## Your objective
Write out each line beneath this one exactly as it reads.

## Data
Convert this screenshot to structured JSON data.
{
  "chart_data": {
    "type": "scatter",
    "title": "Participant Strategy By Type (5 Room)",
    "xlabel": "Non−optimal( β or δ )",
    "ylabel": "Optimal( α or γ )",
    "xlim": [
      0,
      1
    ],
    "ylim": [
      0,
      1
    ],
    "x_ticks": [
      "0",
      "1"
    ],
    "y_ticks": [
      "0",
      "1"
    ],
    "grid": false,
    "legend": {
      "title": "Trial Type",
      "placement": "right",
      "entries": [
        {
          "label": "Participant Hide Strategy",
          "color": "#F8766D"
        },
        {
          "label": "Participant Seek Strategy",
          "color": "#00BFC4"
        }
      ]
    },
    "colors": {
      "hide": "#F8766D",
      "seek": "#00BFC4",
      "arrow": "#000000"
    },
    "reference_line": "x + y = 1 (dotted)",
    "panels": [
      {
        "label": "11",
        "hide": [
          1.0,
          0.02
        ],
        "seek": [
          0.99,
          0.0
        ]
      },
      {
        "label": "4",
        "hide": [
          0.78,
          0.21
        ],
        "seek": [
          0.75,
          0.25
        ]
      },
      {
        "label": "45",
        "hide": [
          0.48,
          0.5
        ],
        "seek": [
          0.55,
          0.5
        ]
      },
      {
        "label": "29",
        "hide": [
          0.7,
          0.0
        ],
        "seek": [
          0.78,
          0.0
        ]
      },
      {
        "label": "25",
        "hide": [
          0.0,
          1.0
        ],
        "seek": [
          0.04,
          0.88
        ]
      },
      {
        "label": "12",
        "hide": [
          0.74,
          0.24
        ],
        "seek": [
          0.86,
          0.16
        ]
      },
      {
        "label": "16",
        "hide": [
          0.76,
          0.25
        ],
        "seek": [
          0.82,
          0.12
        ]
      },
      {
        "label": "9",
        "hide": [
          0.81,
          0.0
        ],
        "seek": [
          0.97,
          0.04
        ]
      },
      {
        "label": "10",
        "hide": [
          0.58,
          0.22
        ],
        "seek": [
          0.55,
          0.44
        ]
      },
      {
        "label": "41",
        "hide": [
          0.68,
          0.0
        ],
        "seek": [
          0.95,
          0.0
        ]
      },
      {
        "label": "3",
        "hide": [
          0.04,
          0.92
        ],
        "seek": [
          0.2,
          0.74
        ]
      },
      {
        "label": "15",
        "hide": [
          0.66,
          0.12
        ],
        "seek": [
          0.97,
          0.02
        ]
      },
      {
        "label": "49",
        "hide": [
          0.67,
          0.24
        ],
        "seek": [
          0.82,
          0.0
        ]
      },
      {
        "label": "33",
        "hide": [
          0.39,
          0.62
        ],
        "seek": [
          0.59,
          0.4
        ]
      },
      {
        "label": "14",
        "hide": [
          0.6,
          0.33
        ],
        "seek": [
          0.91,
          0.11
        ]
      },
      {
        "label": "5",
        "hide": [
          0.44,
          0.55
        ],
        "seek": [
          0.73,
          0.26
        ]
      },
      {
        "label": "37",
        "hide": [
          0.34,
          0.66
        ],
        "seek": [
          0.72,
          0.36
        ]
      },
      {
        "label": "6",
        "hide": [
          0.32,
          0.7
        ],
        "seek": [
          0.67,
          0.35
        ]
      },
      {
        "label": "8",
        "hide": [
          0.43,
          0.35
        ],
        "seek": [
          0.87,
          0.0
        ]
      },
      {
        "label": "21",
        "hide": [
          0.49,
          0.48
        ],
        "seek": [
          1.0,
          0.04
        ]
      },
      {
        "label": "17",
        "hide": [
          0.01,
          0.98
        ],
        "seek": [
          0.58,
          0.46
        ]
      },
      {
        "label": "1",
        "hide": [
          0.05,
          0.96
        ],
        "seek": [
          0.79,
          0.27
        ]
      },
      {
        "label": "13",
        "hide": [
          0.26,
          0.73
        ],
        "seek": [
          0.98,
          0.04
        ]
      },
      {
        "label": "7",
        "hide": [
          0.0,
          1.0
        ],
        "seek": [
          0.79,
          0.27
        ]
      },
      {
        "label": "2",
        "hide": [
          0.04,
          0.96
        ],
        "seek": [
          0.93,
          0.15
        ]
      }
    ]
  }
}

## Complete output
Convert this screenshot to structured JSON data.
{
  "chart_data": {
    "type": "scatter",
    "title": "Participant Strategy By Type (5 Room)",
    "xlabel": "Non−optimal( β or δ )",
    "ylabel": "Optimal( α or γ )",
    "xlim": [
      0,
      1
    ],
    "ylim": [
      0,
      1
    ],
    "x_ticks": [
      "0",
      "1"
    ],
    "y_ticks": [
      "0",
      "1"
    ],
    "grid": false,
    "legend": {
      "title": "Trial Type",
      "placement": "right",
      "entries": [
        {
          "label": "Participant Hide Strategy",
          "color": "#F8766D"
        },
        {
          "label": "Participant Seek Strategy",
          "color": "#00BFC4"
        }
      ]
    },
    "colors": {
      "hide": "#F8766D",
      "seek": "#00BFC4",
      "arrow": "#000000"
    },
    "reference_line": "x + y = 1 (dotted)",
    "panels": [
      {
        "label": "11",
        "hide": [
          1.0,
          0.02
        ],
        "seek": [
          0.99,
          0.0
        ]
      },
      {
        "label": "4",
        "hide": [
          0.78,
          0.21
        ],
        "seek": [
          0.75,
          0.25
        ]
      },
      {
        "label": "45",
        "hide": [
          0.48,
          0.5
        ],
        "seek": [
          0.55,
          0.5
        ]
      },
      {
        "label": "29",
        "hide": [
          0.7,
          0.0
        ],
        "seek": [
          0.78,
          0.0
        ]
      },
      {
        "label": "25",
        "hide": [
          0.0,
          1.0
        ],
        "seek": [
          0.04,
          0.88
        ]
      },
      {
        "label": "12",
        "hide": [
          0.74,
          0.24
        ],
        "seek": [
          0.86,
          0.16
        ]
      },
      {
        "label": "16",
        "hide": [
          0.76,
          0.25
        ],
        "seek": [
          0.82,
          0.12
        ]
      },
      {
        "label": "9",
        "hide": [
          0.81,
          0.0
        ],
        "seek": [
          0.97,
          0.04
        ]
      },
      {
        "label": "10",
        "hide": [
          0.58,
          0.22
        ],
        "seek": [
          0.55,
          0.44
        ]
      },
      {
        "label": "41",
        "hide": [
          0.68,
          0.0
        ],
        "seek": [
          0.95,
          0.0
        ]
      },
      {
        "label": "3",
        "hide": [
          0.04,
          0.92
        ],
        "seek": [
          0.2,
          0.74
        ]
      },
      {
        "label": "15",
        "hide": [
          0.66,
          0.12
        ],
        "seek": [
          0.97,
          0.02
        ]
      },
      {
        "label": "49",
        "hide": [
          0.67,
          0.24
        ],
        "seek": [
          0.82,
          0.0
        ]
      },
      {
        "label": "33",
        "hide": [
          0.39,
          0.62
        ],
        "seek": [
          0.59,
          0.4
        ]
      },
      {
        "label": "14",
        "hide": [
          0.6,
          0.33
        ],
        "seek": [
          0.91,
          0.11
        ]
      },
      {
        "label": "5",
        "hide": [
          0.44,
          0.55
        ],
        "seek": [
          0.73,
          0.26
        ]
      },
      {
        "label": "37",
        "hide": [
          0.34,
          0.66
        ],
        "seek": [
          0.72,
          0.36
        ]
      },
      {
        "label": "6",
        "hide": [
          0.32,
          0.7
        ],
        "seek": [
          0.67,
          0.35
        ]
      },
      {
        "label": "8",
        "hide": [
          0.43,
          0.35
        ],
        "seek": [
          0.87,
          0.0
        ]
      },
      {
        "label": "21",
        "hide": [
          0.49,
          0.48
        ],
        "seek": [
          1.0,
          0.04
        ]
      },
      {
        "label": "17",
        "hide": [
          0.01,
          0.98
        ],
        "seek": [
          0.58,
          0.46
        ]
      },
      {
        "label": "1",
        "hide": [
          0.05,
          0.96
        ],
        "seek": [
          0.79,
          0.27
        ]
      },
      {
        "label": "13",
        "hide": [
          0.26,
          0.73
        ],
        "seek": [
          0.98,
          0.04
        ]
      },
      {
        "label": "7",
        "hide": [
          0.0,
          1.0
        ],
        "seek": [
          0.79,
          0.27
        ]
      },
      {
        "label": "2",
        "hide": [
          0.04,
          0.96
        ],
        "seek": [
          0.93,
          0.15
        ]
      }
    ]
  }
}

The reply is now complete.